[BEGIN]
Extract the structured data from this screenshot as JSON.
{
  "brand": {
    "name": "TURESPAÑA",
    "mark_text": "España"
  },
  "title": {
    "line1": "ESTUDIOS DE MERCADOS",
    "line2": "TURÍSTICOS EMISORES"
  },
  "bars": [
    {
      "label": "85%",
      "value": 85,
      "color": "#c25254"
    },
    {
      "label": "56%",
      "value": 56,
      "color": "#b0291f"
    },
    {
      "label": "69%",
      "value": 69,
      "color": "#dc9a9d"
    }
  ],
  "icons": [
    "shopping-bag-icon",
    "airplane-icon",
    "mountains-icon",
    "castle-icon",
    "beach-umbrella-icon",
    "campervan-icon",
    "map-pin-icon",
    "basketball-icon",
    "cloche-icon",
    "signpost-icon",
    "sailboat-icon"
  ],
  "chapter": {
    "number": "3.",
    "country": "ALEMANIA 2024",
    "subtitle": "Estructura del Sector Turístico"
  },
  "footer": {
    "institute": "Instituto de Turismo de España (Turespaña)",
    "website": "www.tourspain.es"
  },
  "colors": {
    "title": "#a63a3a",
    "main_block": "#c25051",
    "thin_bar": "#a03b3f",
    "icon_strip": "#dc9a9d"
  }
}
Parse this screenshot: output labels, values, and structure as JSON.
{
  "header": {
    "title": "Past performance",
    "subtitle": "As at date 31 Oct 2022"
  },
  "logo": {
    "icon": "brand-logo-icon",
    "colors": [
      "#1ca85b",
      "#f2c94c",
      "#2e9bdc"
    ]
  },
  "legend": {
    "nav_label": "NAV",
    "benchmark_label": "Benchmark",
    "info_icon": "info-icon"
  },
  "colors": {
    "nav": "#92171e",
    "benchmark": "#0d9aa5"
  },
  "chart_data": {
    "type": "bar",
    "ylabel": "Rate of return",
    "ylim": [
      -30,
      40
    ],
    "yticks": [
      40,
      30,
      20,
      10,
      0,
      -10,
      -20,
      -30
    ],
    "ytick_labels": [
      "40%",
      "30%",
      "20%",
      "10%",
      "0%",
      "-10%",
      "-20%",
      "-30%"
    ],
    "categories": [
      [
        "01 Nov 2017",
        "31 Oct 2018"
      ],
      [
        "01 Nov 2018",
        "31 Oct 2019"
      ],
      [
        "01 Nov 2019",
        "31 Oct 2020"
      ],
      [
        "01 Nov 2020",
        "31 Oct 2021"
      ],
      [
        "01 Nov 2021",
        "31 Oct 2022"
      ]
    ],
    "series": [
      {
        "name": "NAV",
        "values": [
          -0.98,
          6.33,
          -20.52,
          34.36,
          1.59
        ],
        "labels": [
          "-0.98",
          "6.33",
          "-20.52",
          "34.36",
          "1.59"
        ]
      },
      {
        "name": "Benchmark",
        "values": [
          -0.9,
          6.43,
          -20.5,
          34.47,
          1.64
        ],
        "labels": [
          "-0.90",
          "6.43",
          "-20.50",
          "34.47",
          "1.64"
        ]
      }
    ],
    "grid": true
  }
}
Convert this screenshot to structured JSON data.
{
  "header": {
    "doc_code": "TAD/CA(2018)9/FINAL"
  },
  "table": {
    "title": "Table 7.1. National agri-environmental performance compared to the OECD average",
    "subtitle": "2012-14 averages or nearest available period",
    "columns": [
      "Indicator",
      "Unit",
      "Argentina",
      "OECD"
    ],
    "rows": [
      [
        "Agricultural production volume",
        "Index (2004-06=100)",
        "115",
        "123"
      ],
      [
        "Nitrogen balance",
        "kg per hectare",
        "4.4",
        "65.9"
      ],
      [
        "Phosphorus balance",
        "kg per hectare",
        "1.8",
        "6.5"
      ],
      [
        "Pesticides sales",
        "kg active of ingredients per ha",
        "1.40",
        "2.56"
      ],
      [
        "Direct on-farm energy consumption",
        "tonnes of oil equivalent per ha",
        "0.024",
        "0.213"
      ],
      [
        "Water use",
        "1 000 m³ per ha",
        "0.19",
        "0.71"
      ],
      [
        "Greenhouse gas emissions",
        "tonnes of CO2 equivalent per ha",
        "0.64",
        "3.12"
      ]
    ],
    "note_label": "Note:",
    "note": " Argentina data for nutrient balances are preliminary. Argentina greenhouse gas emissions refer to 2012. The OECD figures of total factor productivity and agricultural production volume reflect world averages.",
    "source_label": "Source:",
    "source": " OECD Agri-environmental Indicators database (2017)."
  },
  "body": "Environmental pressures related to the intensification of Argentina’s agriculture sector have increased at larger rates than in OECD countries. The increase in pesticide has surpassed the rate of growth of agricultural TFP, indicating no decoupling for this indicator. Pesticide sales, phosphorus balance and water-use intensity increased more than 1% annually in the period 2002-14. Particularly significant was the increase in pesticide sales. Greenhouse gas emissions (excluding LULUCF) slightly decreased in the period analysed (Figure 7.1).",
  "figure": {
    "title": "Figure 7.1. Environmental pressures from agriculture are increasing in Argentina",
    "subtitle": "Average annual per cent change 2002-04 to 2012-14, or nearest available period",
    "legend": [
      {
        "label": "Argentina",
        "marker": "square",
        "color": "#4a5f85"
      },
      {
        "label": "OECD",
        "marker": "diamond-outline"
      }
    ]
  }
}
[END]
## Given exercise
Go through the listing above and restate it word for word.

## Answer to this task
Extract the structured data from this screenshot as JSON.
{
  "brand": {
    "name": "TURESPAÑA",
    "mark_text": "España"
  },
  "title": {
    "line1": "ESTUDIOS DE MERCADOS",
    "line2": "TURÍSTICOS EMISORES"
  },
  "bars": [
    {
      "label": "85%",
      "value": 85,
      "color": "#c25254"
    },
    {
      "label": "56%",
      "value": 56,
      "color": "#b0291f"
    },
    {
      "label": "69%",
      "value": 69,
      "color": "#dc9a9d"
    }
  ],
  "icons": [
    "shopping-bag-icon",
    "airplane-icon",
    "mountains-icon",
    "castle-icon",
    "beach-umbrella-icon",
    "campervan-icon",
    "map-pin-icon",
    "basketball-icon",
    "cloche-icon",
    "signpost-icon",
    "sailboat-icon"
  ],
  "chapter": {
    "number": "3.",
    "country": "ALEMANIA 2024",
    "subtitle": "Estructura del Sector Turístico"
  },
  "footer": {
    "institute": "Instituto de Turismo de España (Turespaña)",
    "website": "www.tourspain.es"
  },
  "colors": {
    "title": "#a63a3a",
    "main_block": "#c25051",
    "thin_bar": "#a03b3f",
    "icon_strip": "#dc9a9d"
  }
}
Parse this screenshot: output labels, values, and structure as JSON.
{
  "header": {
    "title": "Past performance",
    "subtitle": "As at date 31 Oct 2022"
  },
  "logo": {
    "icon": "brand-logo-icon",
    "colors": [
      "#1ca85b",
      "#f2c94c",
      "#2e9bdc"
    ]
  },
  "legend": {
    "nav_label": "NAV",
    "benchmark_label": "Benchmark",
    "info_icon": "info-icon"
  },
  "colors": {
    "nav": "#92171e",
    "benchmark": "#0d9aa5"
  },
  "chart_data": {
    "type": "bar",
    "ylabel": "Rate of return",
    "ylim": [
      -30,
      40
    ],
    "yticks": [
      40,
      30,
      20,
      10,
      0,
      -10,
      -20,
      -30
    ],
    "ytick_labels": [
      "40%",
      "30%",
      "20%",
      "10%",
      "0%",
      "-10%",
      "-20%",
      "-30%"
    ],
    "categories": [
      [
        "01 Nov 2017",
        "31 Oct 2018"
      ],
      [
        "01 Nov 2018",
        "31 Oct 2019"
      ],
      [
        "01 Nov 2019",
        "31 Oct 2020"
      ],
      [
        "01 Nov 2020",
        "31 Oct 2021"
      ],
      [
        "01 Nov 2021",
        "31 Oct 2022"
      ]
    ],
    "series": [
      {
        "name": "NAV",
        "values": [
          -0.98,
          6.33,
          -20.52,
          34.36,
          1.59
        ],
        "labels": [
          "-0.98",
          "6.33",
          "-20.52",
          "34.36",
          "1.59"
        ]
      },
      {
        "name": "Benchmark",
        "values": [
          -0.9,
          6.43,
          -20.5,
          34.47,
          1.64
        ],
        "labels": [
          "-0.90",
          "6.43",
          "-20.50",
          "34.47",
          "1.64"
        ]
      }
    ],
    "grid": true
  }
}
Convert this screenshot to structured JSON data.
{
  "header": {
    "doc_code": "TAD/CA(2018)9/FINAL"
  },
  "table": {
    "title": "Table 7.1. National agri-environmental performance compared to the OECD average",
    "subtitle": "2012-14 averages or nearest available period",
    "columns": [
      "Indicator",
      "Unit",
      "Argentina",
      "OECD"
    ],
    "rows": [
      [
        "Agricultural production volume",
        "Index (2004-06=100)",
        "115",
        "123"
      ],
      [
        "Nitrogen balance",
        "kg per hectare",
        "4.4",
        "65.9"
      ],
      [
        "Phosphorus balance",
        "kg per hectare",
        "1.8",
        "6.5"
      ],
      [
        "Pesticides sales",
        "kg active of ingredients per ha",
        "1.40",
        "2.56"
      ],
      [
        "Direct on-farm energy consumption",
        "tonnes of oil equivalent per ha",
        "0.024",
        "0.213"
      ],
      [
        "Water use",
        "1 000 m³ per ha",
        "0.19",
        "0.71"
      ],
      [
        "Greenhouse gas emissions",
        "tonnes of CO2 equivalent per ha",
        "0.64",
        "3.12"
      ]
    ],
    "note_label": "Note:",
    "note": " Argentina data for nutrient balances are preliminary. Argentina greenhouse gas emissions refer to 2012. The OECD figures of total factor productivity and agricultural production volume reflect world averages.",
    "source_label": "Source:",
    "source": " OECD Agri-environmental Indicators database (2017)."
  },
  "body": "Environmental pressures related to the intensification of Argentina’s agriculture sector have increased at larger rates than in OECD countries. The increase in pesticide has surpassed the rate of growth of agricultural TFP, indicating no decoupling for this indicator. Pesticide sales, phosphorus balance and water-use intensity increased more than 1% annually in the period 2002-14. Particularly significant was the increase in pesticide sales. Greenhouse gas emissions (excluding LULUCF) slightly decreased in the period analysed (Figure 7.1).",
  "figure": {
    "title": "Figure 7.1. Environmental pressures from agriculture are increasing in Argentina",
    "subtitle": "Average annual per cent change 2002-04 to 2012-14, or nearest available period",
    "legend": [
      {
        "label": "Argentina",
        "marker": "square",
        "color": "#4a5f85"
      },
      {
        "label": "OECD",
        "marker": "diamond-outline"
      }
    ]
  }
}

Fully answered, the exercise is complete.